> **EXERCISE**
Report the number of lines in these entries that contain "Miércoles". Write only the number.

(Extracted records)
■ ■ ■ ■ ■
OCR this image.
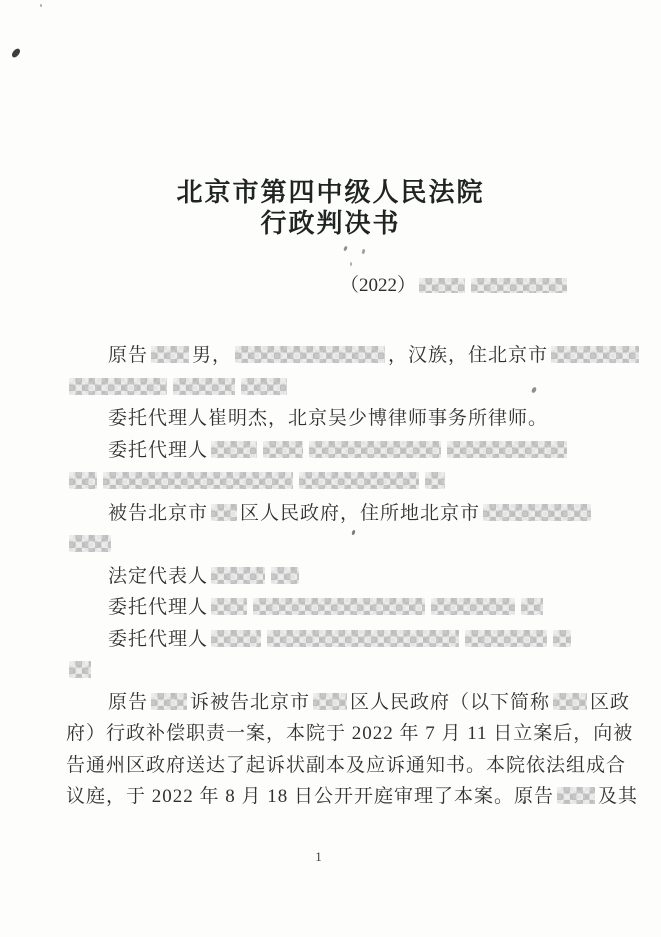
北京市第四中级人民法院
行政判决书
（2022）
原告 男，	，汉族，住北京市
委托代理人崔明杰，北京吴少博律师事务所律师。
委托代理人
被告北京市 区人民政府，住所地北京市
法定代表人
委托代理人
委托代理人
原告 诉被告北京市 区人民政府（以下简称 区政
府）行政补偿职责一案，本院于 2022 年 7 月 11 日立案后，向被
告通州区政府送达了起诉状副本及应诉通知书。本院依法组成合
议庭，于 2022 年 8 月 18 日公开开庭审理了本案。原告 及其
1
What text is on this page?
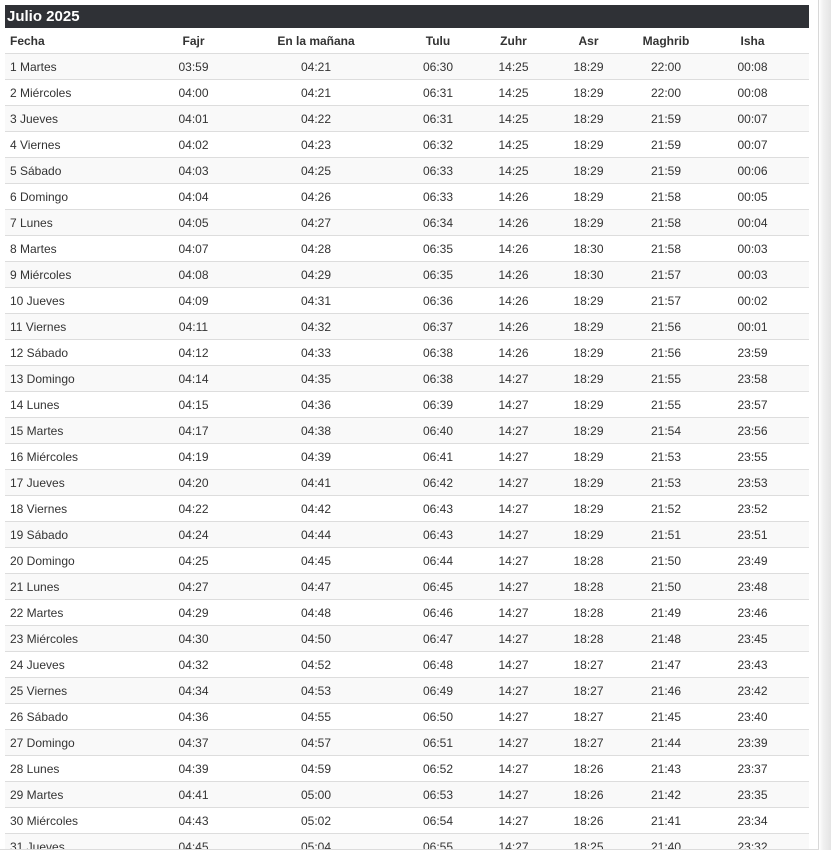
Julio 2025
Fecha	Fajr	En la mañana	Tulu	Zuhr	Asr	Maghrib	Isha
1 Martes	03:59	04:21	06:30	14:25	18:29	22:00	00:08
2 Miércoles	04:00	04:21	06:31	14:25	18:29	22:00	00:08
3 Jueves	04:01	04:22	06:31	14:25	18:29	21:59	00:07
4 Viernes	04:02	04:23	06:32	14:25	18:29	21:59	00:07
5 Sábado	04:03	04:25	06:33	14:25	18:29	21:59	00:06
6 Domingo	04:04	04:26	06:33	14:26	18:29	21:58	00:05
7 Lunes	04:05	04:27	06:34	14:26	18:29	21:58	00:04
8 Martes	04:07	04:28	06:35	14:26	18:30	21:58	00:03
9 Miércoles	04:08	04:29	06:35	14:26	18:30	21:57	00:03
10 Jueves	04:09	04:31	06:36	14:26	18:29	21:57	00:02
11 Viernes	04:11	04:32	06:37	14:26	18:29	21:56	00:01
12 Sábado	04:12	04:33	06:38	14:26	18:29	21:56	23:59
13 Domingo	04:14	04:35	06:38	14:27	18:29	21:55	23:58
14 Lunes	04:15	04:36	06:39	14:27	18:29	21:55	23:57
15 Martes	04:17	04:38	06:40	14:27	18:29	21:54	23:56
16 Miércoles	04:19	04:39	06:41	14:27	18:29	21:53	23:55
17 Jueves	04:20	04:41	06:42	14:27	18:29	21:53	23:53
18 Viernes	04:22	04:42	06:43	14:27	18:29	21:52	23:52
19 Sábado	04:24	04:44	06:43	14:27	18:29	21:51	23:51
20 Domingo	04:25	04:45	06:44	14:27	18:28	21:50	23:49
21 Lunes	04:27	04:47	06:45	14:27	18:28	21:50	23:48
22 Martes	04:29	04:48	06:46	14:27	18:28	21:49	23:46
23 Miércoles	04:30	04:50	06:47	14:27	18:28	21:48	23:45
24 Jueves	04:32	04:52	06:48	14:27	18:27	21:47	23:43
25 Viernes	04:34	04:53	06:49	14:27	18:27	21:46	23:42
26 Sábado	04:36	04:55	06:50	14:27	18:27	21:45	23:40
27 Domingo	04:37	04:57	06:51	14:27	18:27	21:44	23:39
28 Lunes	04:39	04:59	06:52	14:27	18:26	21:43	23:37
29 Martes	04:41	05:00	06:53	14:27	18:26	21:42	23:35
30 Miércoles	04:43	05:02	06:54	14:27	18:26	21:41	23:34
31 Jueves	04:45	05:04	06:55	14:27	18:25	21:40	23:32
■ ■ ■ ■ ■
> **OUTPUT**
5